- **Material shown**
____________________
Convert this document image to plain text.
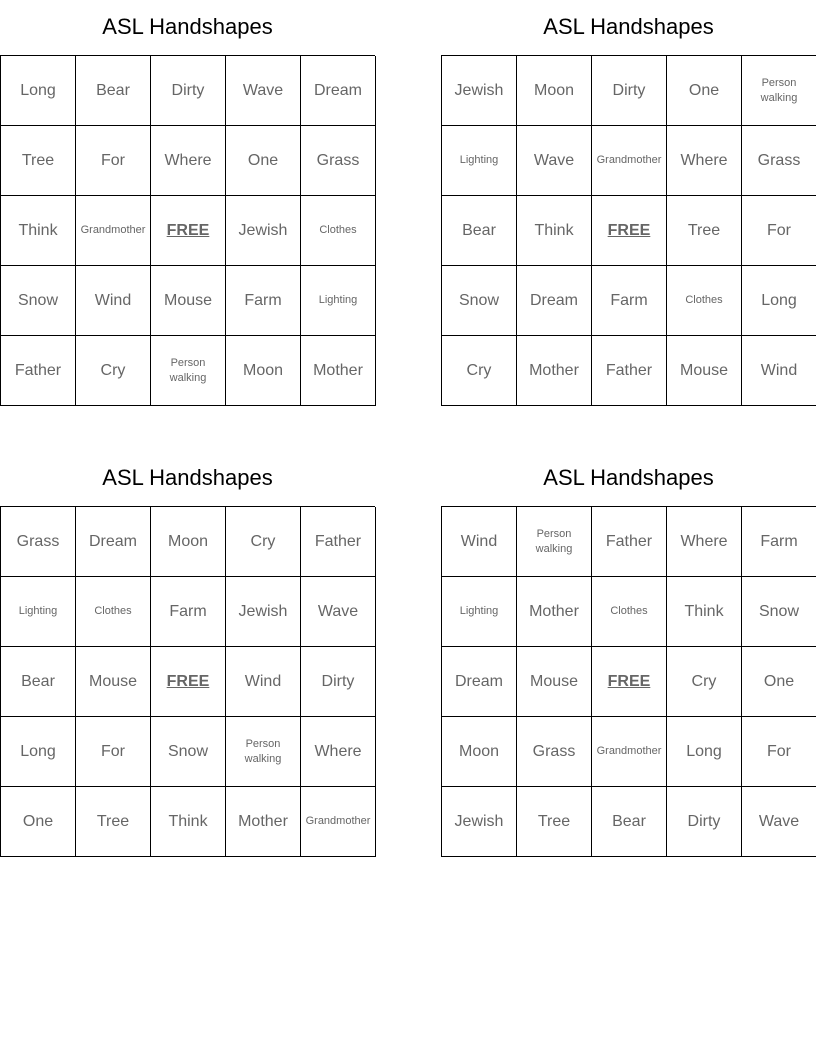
ASL Handshapes
Long	Bear	Dirty	Wave	Dream
Tree	For	Where	One	Grass
Think	Grandmother	FREE	Jewish	Clothes
Snow	Wind	Mouse	Farm	Lighting
Father	Cry	Person walking	Moon	Mother
ASL Handshapes
Jewish	Moon	Dirty	One	Person walking
Lighting	Wave	Grandmother	Where	Grass
Bear	Think	FREE	Tree	For
Snow	Dream	Farm	Clothes	Long
Cry	Mother	Father	Mouse	Wind
ASL Handshapes
Grass	Dream	Moon	Cry	Father
Lighting	Clothes	Farm	Jewish	Wave
Bear	Mouse	FREE	Wind	Dirty
Long	For	Snow	Person walking	Where
One	Tree	Think	Mother	Grandmother
ASL Handshapes
Wind	Person walking	Father	Where	Farm
Lighting	Mother	Clothes	Think	Snow
Dream	Mouse	FREE	Cry	One
Moon	Grass	Grandmother	Long	For
Jewish	Tree	Bear	Dirty	Wave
____________________
- **Work to do**
Without the pictures, output the full listing exactly as it stands.

- **Written answer**
Convert this document image to plain text.
ASL Handshapes
Long	Bear	Dirty	Wave	Dream
Tree	For	Where	One	Grass
Think	Grandmother	FREE	Jewish	Clothes
Snow	Wind	Mouse	Farm	Lighting
Father	Cry	Person walking	Moon	Mother
ASL Handshapes
Jewish	Moon	Dirty	One	Person walking
Lighting	Wave	Grandmother	Where	Grass
Bear	Think	FREE	Tree	For
Snow	Dream	Farm	Clothes	Long
Cry	Mother	Father	Mouse	Wind
ASL Handshapes
Grass	Dream	Moon	Cry	Father
Lighting	Clothes	Farm	Jewish	Wave
Bear	Mouse	FREE	Wind	Dirty
Long	For	Snow	Person walking	Where
One	Tree	Think	Mother	Grandmother
ASL Handshapes
Wind	Person walking	Father	Where	Farm
Lighting	Mother	Clothes	Think	Snow
Dream	Mouse	FREE	Cry	One
Moon	Grass	Grandmother	Long	For
Jewish	Tree	Bear	Dirty	Wave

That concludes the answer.